SHORT TASK: Gather up the lines with the word "Module" in them.

Some records
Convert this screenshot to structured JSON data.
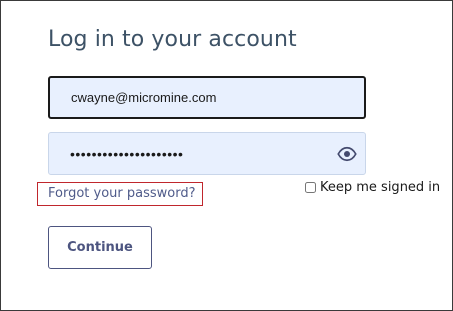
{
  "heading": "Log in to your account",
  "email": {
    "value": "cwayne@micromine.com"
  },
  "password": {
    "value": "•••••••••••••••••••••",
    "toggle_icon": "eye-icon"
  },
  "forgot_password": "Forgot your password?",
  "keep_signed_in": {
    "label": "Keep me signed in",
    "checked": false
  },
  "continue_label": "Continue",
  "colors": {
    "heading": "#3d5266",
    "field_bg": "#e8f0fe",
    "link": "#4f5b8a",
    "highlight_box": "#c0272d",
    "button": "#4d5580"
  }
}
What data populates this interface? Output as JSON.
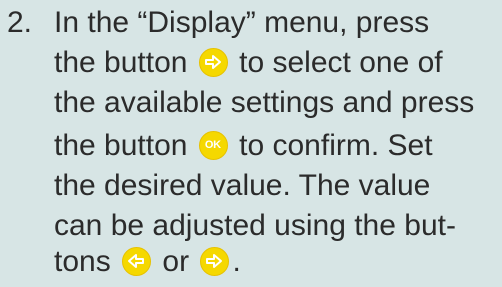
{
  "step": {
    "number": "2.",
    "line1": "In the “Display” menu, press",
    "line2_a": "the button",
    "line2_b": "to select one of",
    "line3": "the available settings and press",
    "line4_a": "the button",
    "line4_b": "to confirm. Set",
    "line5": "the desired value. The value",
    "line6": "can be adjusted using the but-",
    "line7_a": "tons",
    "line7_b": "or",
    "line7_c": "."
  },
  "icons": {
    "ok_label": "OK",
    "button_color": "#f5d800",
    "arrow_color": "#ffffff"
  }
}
...
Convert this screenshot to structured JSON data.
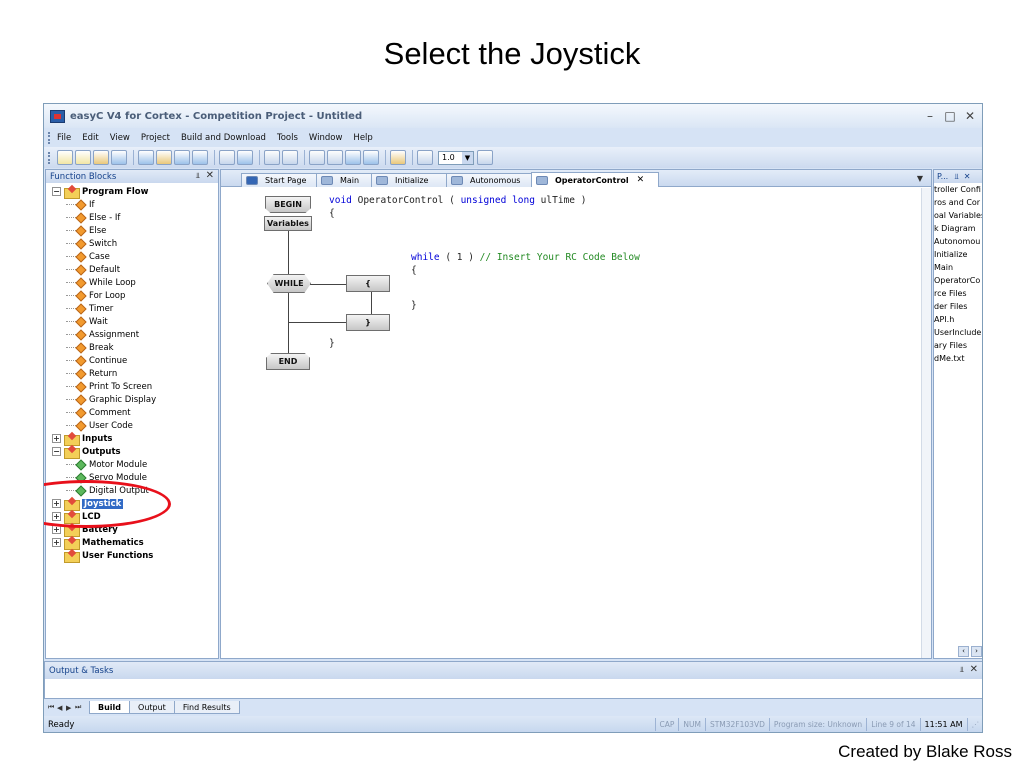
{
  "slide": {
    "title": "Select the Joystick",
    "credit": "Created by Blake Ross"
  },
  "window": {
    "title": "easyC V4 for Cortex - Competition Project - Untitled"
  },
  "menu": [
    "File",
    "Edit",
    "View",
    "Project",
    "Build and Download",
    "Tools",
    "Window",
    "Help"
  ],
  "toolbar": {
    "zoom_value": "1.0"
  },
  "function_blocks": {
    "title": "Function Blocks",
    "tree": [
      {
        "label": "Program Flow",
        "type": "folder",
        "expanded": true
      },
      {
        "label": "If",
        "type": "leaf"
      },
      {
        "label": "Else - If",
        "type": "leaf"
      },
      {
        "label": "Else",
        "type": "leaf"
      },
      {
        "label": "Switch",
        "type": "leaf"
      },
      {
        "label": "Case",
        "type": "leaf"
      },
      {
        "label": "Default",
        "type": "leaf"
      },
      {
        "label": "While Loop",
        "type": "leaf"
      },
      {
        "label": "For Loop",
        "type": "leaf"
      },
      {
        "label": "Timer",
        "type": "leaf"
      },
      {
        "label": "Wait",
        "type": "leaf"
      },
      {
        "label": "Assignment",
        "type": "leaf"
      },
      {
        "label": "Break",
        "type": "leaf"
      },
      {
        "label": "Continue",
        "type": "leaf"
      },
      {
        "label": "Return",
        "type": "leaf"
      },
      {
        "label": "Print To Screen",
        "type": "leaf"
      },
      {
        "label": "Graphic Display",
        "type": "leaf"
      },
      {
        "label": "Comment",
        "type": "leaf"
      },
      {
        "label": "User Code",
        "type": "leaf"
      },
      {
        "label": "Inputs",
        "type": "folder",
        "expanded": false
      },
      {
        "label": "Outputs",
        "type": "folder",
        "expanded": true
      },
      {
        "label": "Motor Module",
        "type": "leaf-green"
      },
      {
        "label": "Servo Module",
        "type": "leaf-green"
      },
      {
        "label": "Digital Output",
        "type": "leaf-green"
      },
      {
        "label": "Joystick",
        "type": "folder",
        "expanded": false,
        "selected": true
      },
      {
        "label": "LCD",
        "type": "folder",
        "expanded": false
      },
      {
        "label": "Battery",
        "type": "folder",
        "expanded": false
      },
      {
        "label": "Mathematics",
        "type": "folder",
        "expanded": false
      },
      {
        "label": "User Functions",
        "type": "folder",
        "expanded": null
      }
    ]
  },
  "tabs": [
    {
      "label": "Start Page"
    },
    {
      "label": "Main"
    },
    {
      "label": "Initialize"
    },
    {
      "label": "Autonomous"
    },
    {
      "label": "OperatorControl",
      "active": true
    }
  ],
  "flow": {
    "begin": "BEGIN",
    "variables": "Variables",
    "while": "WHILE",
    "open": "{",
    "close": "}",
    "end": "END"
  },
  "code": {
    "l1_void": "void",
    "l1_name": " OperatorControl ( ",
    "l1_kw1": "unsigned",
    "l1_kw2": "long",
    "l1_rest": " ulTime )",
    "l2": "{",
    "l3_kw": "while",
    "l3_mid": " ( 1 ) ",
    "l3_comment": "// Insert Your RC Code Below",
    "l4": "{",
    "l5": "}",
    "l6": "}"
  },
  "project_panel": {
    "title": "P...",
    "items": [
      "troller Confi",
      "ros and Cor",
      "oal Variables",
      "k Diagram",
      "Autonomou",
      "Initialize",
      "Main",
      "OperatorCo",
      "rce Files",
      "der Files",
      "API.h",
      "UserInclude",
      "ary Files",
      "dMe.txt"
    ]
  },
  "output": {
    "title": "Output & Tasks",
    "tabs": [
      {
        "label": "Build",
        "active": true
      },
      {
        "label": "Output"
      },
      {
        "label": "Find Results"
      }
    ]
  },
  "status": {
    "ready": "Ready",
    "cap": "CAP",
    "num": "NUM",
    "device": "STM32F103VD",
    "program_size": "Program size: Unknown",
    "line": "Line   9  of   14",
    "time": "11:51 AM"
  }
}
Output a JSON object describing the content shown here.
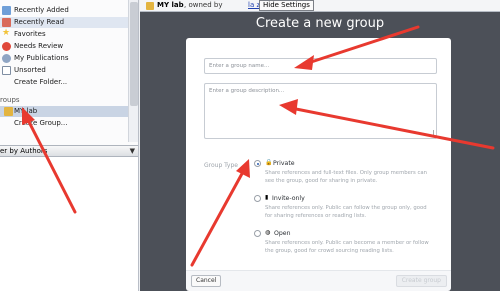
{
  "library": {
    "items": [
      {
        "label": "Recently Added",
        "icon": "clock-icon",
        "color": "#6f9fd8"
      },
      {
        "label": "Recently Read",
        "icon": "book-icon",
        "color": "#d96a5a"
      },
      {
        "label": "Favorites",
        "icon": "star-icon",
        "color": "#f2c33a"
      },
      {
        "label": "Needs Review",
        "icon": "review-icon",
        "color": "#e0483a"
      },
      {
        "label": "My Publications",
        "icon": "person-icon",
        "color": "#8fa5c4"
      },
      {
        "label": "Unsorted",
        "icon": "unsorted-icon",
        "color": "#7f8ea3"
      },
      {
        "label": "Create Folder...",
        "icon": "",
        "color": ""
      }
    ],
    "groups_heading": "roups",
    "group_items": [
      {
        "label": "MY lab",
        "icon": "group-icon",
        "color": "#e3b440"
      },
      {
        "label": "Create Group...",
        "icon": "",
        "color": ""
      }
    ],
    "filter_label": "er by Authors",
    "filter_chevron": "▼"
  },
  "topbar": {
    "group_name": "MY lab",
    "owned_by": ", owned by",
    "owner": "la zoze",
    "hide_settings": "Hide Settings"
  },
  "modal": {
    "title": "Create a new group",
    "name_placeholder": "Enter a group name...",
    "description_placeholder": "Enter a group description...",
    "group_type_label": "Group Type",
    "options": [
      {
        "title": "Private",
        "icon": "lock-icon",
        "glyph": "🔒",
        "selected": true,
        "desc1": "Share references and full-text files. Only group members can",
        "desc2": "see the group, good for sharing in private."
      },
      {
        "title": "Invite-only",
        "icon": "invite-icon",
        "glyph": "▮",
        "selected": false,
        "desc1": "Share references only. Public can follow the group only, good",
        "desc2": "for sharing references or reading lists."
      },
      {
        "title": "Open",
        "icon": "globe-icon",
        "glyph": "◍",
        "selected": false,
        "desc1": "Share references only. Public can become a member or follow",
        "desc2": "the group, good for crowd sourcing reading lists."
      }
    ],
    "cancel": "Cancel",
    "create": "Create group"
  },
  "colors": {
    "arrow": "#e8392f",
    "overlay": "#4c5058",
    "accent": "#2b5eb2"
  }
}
* * *
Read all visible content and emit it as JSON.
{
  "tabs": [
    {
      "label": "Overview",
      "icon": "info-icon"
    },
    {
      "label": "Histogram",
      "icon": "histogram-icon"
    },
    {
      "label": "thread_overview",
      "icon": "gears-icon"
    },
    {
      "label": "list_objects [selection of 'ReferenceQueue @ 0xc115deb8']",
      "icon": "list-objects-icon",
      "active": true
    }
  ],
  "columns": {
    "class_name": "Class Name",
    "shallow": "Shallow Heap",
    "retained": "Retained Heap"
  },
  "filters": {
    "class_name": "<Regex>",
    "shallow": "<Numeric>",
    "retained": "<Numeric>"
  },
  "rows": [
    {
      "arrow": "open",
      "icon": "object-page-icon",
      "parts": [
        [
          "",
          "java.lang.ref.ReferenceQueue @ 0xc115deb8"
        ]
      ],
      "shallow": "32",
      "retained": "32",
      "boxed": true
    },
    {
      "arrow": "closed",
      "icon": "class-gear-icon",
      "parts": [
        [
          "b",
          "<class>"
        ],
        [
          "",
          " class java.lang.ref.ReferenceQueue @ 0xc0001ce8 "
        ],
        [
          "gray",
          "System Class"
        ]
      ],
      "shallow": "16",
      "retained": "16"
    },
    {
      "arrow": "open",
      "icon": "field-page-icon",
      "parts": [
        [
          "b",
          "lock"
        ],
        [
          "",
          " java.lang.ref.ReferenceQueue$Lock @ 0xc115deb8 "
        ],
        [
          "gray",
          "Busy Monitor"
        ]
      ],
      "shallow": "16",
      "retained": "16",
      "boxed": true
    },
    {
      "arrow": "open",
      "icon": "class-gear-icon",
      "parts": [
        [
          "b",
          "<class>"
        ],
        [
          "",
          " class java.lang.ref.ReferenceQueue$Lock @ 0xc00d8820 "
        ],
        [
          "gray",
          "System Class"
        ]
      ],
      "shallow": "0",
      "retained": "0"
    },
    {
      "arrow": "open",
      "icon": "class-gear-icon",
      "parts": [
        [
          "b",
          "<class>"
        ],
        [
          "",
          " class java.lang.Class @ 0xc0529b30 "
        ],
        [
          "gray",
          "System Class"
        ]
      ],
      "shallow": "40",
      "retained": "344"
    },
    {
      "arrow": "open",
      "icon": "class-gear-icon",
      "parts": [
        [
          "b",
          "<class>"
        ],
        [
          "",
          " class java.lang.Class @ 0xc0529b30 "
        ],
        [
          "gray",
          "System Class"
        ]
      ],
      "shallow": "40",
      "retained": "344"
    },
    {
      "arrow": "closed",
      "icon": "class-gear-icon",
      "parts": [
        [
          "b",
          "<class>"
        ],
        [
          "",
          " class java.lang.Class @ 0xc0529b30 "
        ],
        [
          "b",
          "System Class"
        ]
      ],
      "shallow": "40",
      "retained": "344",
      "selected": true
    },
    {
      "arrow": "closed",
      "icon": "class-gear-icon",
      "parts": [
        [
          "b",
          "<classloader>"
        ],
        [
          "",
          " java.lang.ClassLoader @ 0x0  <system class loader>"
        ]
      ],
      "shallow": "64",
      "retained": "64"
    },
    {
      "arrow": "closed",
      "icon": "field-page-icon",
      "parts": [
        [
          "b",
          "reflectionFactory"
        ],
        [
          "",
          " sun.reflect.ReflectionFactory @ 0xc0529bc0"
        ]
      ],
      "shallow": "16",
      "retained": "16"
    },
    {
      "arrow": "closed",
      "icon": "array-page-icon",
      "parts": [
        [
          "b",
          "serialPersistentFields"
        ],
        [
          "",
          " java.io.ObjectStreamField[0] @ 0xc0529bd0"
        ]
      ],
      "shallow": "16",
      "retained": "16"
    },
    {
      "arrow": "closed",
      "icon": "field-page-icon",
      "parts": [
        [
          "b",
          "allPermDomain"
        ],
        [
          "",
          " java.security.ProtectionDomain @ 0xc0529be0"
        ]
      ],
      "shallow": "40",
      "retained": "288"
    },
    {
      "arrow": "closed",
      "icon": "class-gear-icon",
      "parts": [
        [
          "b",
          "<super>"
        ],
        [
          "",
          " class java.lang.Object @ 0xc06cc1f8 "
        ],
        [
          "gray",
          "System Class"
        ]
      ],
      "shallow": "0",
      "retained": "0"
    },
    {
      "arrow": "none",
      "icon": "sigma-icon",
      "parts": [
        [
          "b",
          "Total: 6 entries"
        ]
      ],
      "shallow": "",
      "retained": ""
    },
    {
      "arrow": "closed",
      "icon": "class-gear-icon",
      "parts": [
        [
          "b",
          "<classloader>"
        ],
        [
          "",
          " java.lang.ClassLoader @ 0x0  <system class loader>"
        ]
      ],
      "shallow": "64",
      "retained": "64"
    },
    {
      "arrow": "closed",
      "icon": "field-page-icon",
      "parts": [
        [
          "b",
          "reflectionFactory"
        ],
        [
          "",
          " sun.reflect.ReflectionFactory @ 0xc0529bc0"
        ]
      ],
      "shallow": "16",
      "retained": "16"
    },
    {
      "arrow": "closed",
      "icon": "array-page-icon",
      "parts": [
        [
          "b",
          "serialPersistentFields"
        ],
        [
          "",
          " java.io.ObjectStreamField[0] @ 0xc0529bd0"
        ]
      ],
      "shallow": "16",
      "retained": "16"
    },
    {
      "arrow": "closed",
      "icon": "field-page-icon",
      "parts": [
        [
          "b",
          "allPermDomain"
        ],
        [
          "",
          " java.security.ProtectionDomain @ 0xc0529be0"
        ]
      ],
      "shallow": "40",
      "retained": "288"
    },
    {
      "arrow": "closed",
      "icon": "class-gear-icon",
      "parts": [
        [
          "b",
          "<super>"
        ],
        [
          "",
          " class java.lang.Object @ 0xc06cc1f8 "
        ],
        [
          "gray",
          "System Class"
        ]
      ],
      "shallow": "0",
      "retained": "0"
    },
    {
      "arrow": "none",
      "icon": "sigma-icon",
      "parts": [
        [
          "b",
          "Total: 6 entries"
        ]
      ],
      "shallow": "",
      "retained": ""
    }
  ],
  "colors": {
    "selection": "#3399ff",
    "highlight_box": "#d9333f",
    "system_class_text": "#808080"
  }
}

COMPLETE OUTPUT:
        "label": "Motor Module",
        "label": "Servo Module",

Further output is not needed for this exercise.